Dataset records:
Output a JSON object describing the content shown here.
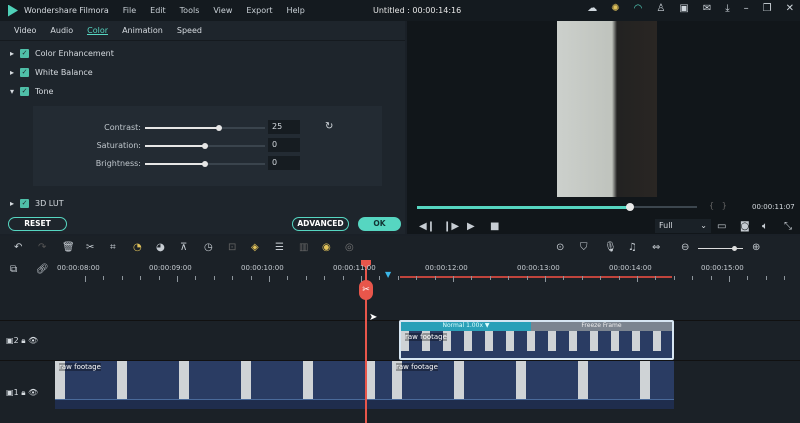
{
  "app": {
    "name": "Wondershare Filmora",
    "menu": [
      "File",
      "Edit",
      "Tools",
      "View",
      "Export",
      "Help"
    ],
    "title": "Untitled : 00:00:14:16"
  },
  "tabs": [
    "Video",
    "Audio",
    "Color",
    "Animation",
    "Speed"
  ],
  "active_tab": "Color",
  "sections": [
    "Color Enhancement",
    "White Balance",
    "Tone",
    "3D LUT"
  ],
  "tone": [
    {
      "label": "Contrast:",
      "value": "25",
      "level": 0.62
    },
    {
      "label": "Saturation:",
      "value": "0",
      "level": 0.5
    },
    {
      "label": "Brightness:",
      "value": "0",
      "level": 0.5
    }
  ],
  "buttons": {
    "reset": "RESET",
    "advanced": "ADVANCED",
    "ok": "OK"
  },
  "player": {
    "progress": 0.76,
    "time": "00:00:11:07",
    "quality": "Full"
  },
  "ruler": [
    "00:00:08:00",
    "00:00:09:00",
    "00:00:10:00",
    "00:00:11:00",
    "00:00:12:00",
    "00:00:13:00",
    "00:00:14:00",
    "00:00:15:00"
  ],
  "clips": {
    "speed": "Normal 1.00x",
    "freeze": "Freeze Frame",
    "name": "raw footage"
  },
  "tracks": [
    "2",
    "1"
  ],
  "accent": "#56d6c1",
  "playhead_color": "#e8564b"
}
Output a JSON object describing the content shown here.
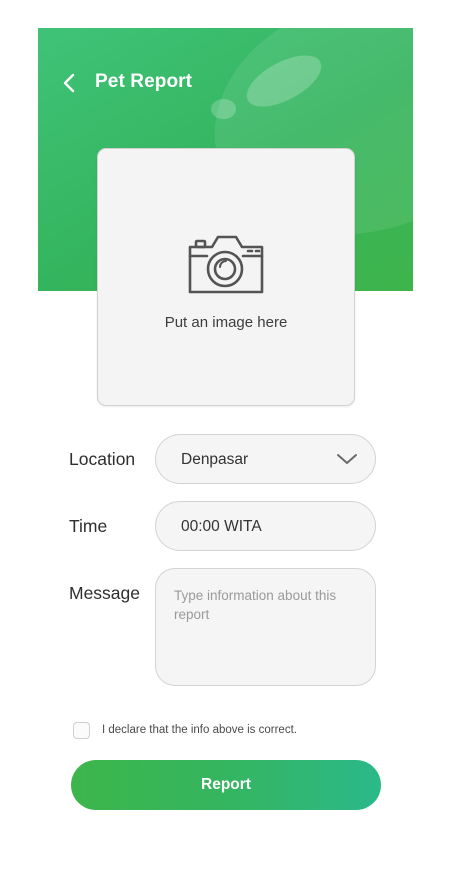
{
  "header": {
    "title": "Pet Report",
    "back_icon": "chevron-left-icon",
    "colors": {
      "start": "#3fc378",
      "end": "#3fb44b"
    }
  },
  "upload": {
    "icon": "camera-icon",
    "text": "Put an image here"
  },
  "form": {
    "location": {
      "label": "Location",
      "value": "Denpasar",
      "icon": "chevron-down-icon"
    },
    "time": {
      "label": "Time",
      "value": "00:00 WITA"
    },
    "message": {
      "label": "Message",
      "value": "",
      "placeholder": "Type information about this report"
    }
  },
  "declaration": {
    "checked": false,
    "text": "I declare that the info above is correct."
  },
  "submit": {
    "label": "Report",
    "colors": {
      "start": "#3cb64b",
      "end": "#2bb98a"
    }
  }
}
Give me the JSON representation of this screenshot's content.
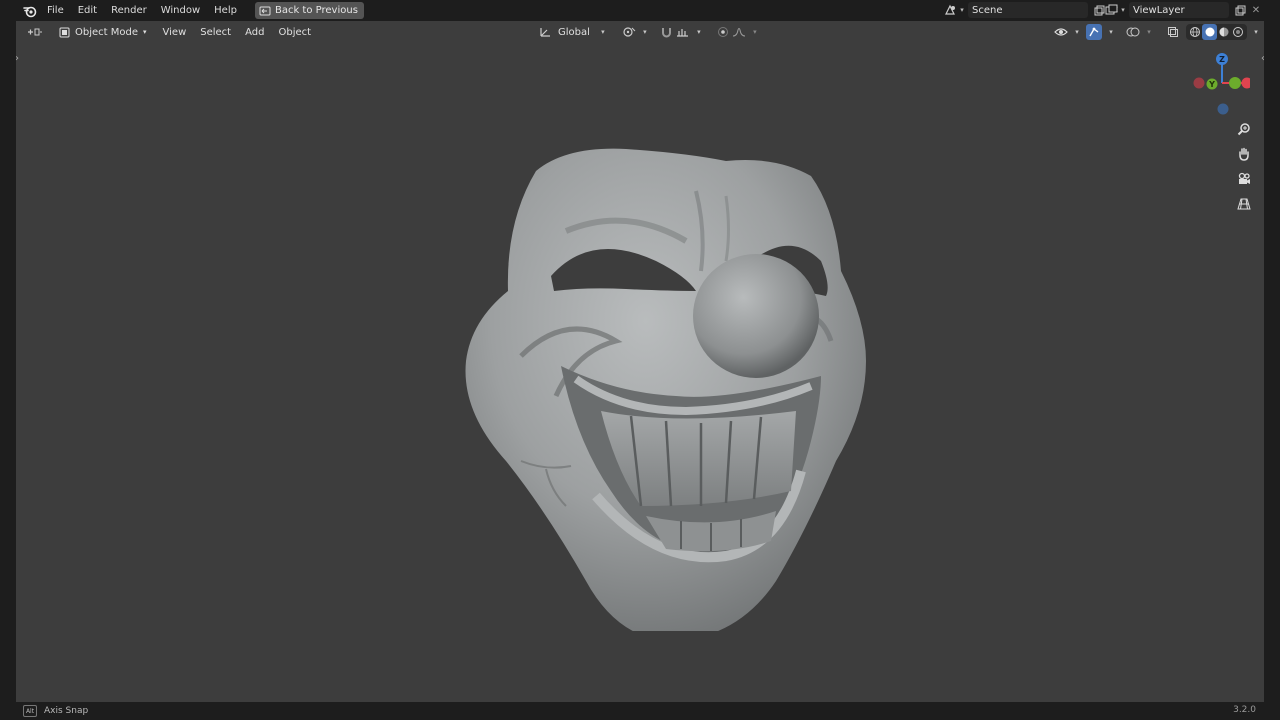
{
  "topbar": {
    "menus": [
      "File",
      "Edit",
      "Render",
      "Window",
      "Help"
    ],
    "back_button": "Back to Previous",
    "scene": "Scene",
    "view_layer": "ViewLayer"
  },
  "viewport_header": {
    "mode": "Object Mode",
    "menus": [
      "View",
      "Select",
      "Add",
      "Object"
    ],
    "transform_orientation": "Global"
  },
  "gizmo": {
    "z_label": "Z",
    "y_label": "Y"
  },
  "statusbar": {
    "key": "Alt",
    "hint": "Axis Snap",
    "version": "3.2.0"
  },
  "colors": {
    "viewport_bg": "#3d3d3d",
    "bar_bg": "#1d1d1d",
    "accent": "#4772b3",
    "axis_x": "#e0444f",
    "axis_y": "#6cac2c",
    "axis_z": "#3d80d6"
  }
}
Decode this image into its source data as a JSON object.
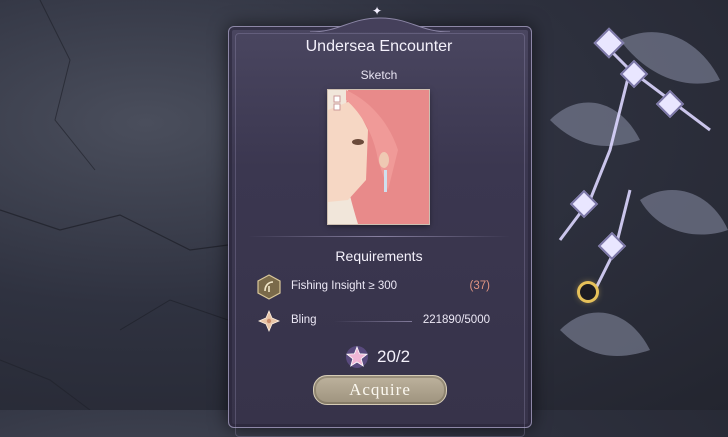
{
  "card": {
    "title": "Undersea Encounter",
    "subtitle": "Sketch"
  },
  "requirements": {
    "heading": "Requirements",
    "items": [
      {
        "label": "Fishing Insight ≥ 300",
        "value": "(37)",
        "value_color": "#e09482",
        "icon": "fishing-insight-icon"
      },
      {
        "label": "Bling",
        "value": "221890/5000",
        "value_color": "#ece8f5",
        "icon": "bling-icon"
      }
    ]
  },
  "cost": {
    "value": "20/2",
    "icon": "star-currency-icon"
  },
  "actions": {
    "acquire_label": "Acquire"
  },
  "colors": {
    "panel": "#3b3750",
    "accent": "#f4f1fb",
    "insufficient": "#e09482",
    "button": "#b0a58f"
  }
}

Problem requirements: Scan the records for the string "chevron". Copy each line in which it appears.

Task result:
    "back_icon": "chevron-left-icon",
      "icon": "chevron-down-icon"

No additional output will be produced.